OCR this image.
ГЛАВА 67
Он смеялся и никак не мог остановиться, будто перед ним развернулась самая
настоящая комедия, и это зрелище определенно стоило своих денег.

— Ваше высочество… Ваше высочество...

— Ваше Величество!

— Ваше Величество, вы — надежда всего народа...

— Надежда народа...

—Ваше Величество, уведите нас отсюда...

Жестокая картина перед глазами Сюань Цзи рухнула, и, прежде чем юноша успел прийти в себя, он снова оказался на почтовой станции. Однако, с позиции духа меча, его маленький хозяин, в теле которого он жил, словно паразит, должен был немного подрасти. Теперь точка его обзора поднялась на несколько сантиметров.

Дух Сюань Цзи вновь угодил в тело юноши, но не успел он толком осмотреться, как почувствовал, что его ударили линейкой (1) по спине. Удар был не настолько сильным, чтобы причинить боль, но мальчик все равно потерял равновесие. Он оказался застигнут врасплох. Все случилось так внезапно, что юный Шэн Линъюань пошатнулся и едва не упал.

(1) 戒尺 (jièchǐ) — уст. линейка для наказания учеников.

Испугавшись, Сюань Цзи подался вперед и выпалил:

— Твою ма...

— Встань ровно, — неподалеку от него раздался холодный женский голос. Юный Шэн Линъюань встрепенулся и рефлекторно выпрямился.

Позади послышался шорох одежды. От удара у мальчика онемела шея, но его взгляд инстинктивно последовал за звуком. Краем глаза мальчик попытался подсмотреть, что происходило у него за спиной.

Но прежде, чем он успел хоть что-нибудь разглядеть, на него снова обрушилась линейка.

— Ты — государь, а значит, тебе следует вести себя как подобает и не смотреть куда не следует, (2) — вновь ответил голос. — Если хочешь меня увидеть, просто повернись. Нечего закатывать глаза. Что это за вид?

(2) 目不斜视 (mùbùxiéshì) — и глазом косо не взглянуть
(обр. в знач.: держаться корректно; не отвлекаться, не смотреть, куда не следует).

------------

Stated task:
Nothing should be left out: repeat all of the data exactly.

Result:
OCR this image.
ГЛАВА 67
Он смеялся и никак не мог остановиться, будто перед ним развернулась самая
настоящая комедия, и это зрелище определенно стоило своих денег.

— Ваше высочество… Ваше высочество...

— Ваше Величество!

— Ваше Величество, вы — надежда всего народа...

— Надежда народа...

—Ваше Величество, уведите нас отсюда...

Жестокая картина перед глазами Сюань Цзи рухнула, и, прежде чем юноша успел прийти в себя, он снова оказался на почтовой станции. Однако, с позиции духа меча, его маленький хозяин, в теле которого он жил, словно паразит, должен был немного подрасти. Теперь точка его обзора поднялась на несколько сантиметров.

Дух Сюань Цзи вновь угодил в тело юноши, но не успел он толком осмотреться, как почувствовал, что его ударили линейкой (1) по спине. Удар был не настолько сильным, чтобы причинить боль, но мальчик все равно потерял равновесие. Он оказался застигнут врасплох. Все случилось так внезапно, что юный Шэн Линъюань пошатнулся и едва не упал.

(1) 戒尺 (jièchǐ) — уст. линейка для наказания учеников.

Испугавшись, Сюань Цзи подался вперед и выпалил:

— Твою ма...

— Встань ровно, — неподалеку от него раздался холодный женский голос. Юный Шэн Линъюань встрепенулся и рефлекторно выпрямился.

Позади послышался шорох одежды. От удара у мальчика онемела шея, но его взгляд инстинктивно последовал за звуком. Краем глаза мальчик попытался подсмотреть, что происходило у него за спиной.

Но прежде, чем он успел хоть что-нибудь разглядеть, на него снова обрушилась линейка.

— Ты — государь, а значит, тебе следует вести себя как подобает и не смотреть куда не следует, (2) — вновь ответил голос. — Если хочешь меня увидеть, просто повернись. Нечего закатывать глаза. Что это за вид?

(2) 目不斜视 (mùbùxiéshì) — и глазом косо не взглянуть
(обр. в знач.: держаться корректно; не отвлекаться, не смотреть, куда не следует).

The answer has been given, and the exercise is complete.